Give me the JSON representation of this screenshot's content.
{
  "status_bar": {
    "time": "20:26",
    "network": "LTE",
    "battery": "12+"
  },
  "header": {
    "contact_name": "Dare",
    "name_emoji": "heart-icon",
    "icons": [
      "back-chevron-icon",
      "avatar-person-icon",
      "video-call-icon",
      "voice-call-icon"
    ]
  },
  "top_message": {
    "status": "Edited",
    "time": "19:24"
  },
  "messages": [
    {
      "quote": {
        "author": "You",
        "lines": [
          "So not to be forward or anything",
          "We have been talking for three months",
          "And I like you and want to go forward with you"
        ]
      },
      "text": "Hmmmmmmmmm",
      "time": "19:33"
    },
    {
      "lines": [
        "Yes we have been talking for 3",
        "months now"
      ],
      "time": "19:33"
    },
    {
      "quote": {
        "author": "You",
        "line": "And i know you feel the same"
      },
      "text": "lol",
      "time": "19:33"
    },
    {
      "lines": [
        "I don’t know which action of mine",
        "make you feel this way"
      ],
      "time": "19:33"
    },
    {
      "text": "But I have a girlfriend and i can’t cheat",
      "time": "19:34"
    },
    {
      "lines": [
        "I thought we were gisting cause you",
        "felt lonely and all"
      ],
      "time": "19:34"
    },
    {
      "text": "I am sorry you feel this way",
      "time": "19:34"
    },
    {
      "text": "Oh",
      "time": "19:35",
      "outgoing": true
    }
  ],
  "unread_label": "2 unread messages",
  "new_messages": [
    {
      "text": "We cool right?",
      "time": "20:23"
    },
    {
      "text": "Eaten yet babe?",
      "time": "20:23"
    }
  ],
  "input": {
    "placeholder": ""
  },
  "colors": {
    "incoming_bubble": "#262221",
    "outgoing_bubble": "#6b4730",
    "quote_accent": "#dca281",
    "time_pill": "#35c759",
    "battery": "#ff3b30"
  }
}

^^^^

OBJECTIVE: Exactly as shown above, return every record.

EXPECTED OUTPUT:
Give me the JSON representation of this screenshot's content.
{
  "status_bar": {
    "time": "20:26",
    "network": "LTE",
    "battery": "12+"
  },
  "header": {
    "contact_name": "Dare",
    "name_emoji": "heart-icon",
    "icons": [
      "back-chevron-icon",
      "avatar-person-icon",
      "video-call-icon",
      "voice-call-icon"
    ]
  },
  "top_message": {
    "status": "Edited",
    "time": "19:24"
  },
  "messages": [
    {
      "quote": {
        "author": "You",
        "lines": [
          "So not to be forward or anything",
          "We have been talking for three months",
          "And I like you and want to go forward with you"
        ]
      },
      "text": "Hmmmmmmmmm",
      "time": "19:33"
    },
    {
      "lines": [
        "Yes we have been talking for 3",
        "months now"
      ],
      "time": "19:33"
    },
    {
      "quote": {
        "author": "You",
        "line": "And i know you feel the same"
      },
      "text": "lol",
      "time": "19:33"
    },
    {
      "lines": [
        "I don’t know which action of mine",
        "make you feel this way"
      ],
      "time": "19:33"
    },
    {
      "text": "But I have a girlfriend and i can’t cheat",
      "time": "19:34"
    },
    {
      "lines": [
        "I thought we were gisting cause you",
        "felt lonely and all"
      ],
      "time": "19:34"
    },
    {
      "text": "I am sorry you feel this way",
      "time": "19:34"
    },
    {
      "text": "Oh",
      "time": "19:35",
      "outgoing": true
    }
  ],
  "unread_label": "2 unread messages",
  "new_messages": [
    {
      "text": "We cool right?",
      "time": "20:23"
    },
    {
      "text": "Eaten yet babe?",
      "time": "20:23"
    }
  ],
  "input": {
    "placeholder": ""
  },
  "colors": {
    "incoming_bubble": "#262221",
    "outgoing_bubble": "#6b4730",
    "quote_accent": "#dca281",
    "time_pill": "#35c759",
    "battery": "#ff3b30"
  }
}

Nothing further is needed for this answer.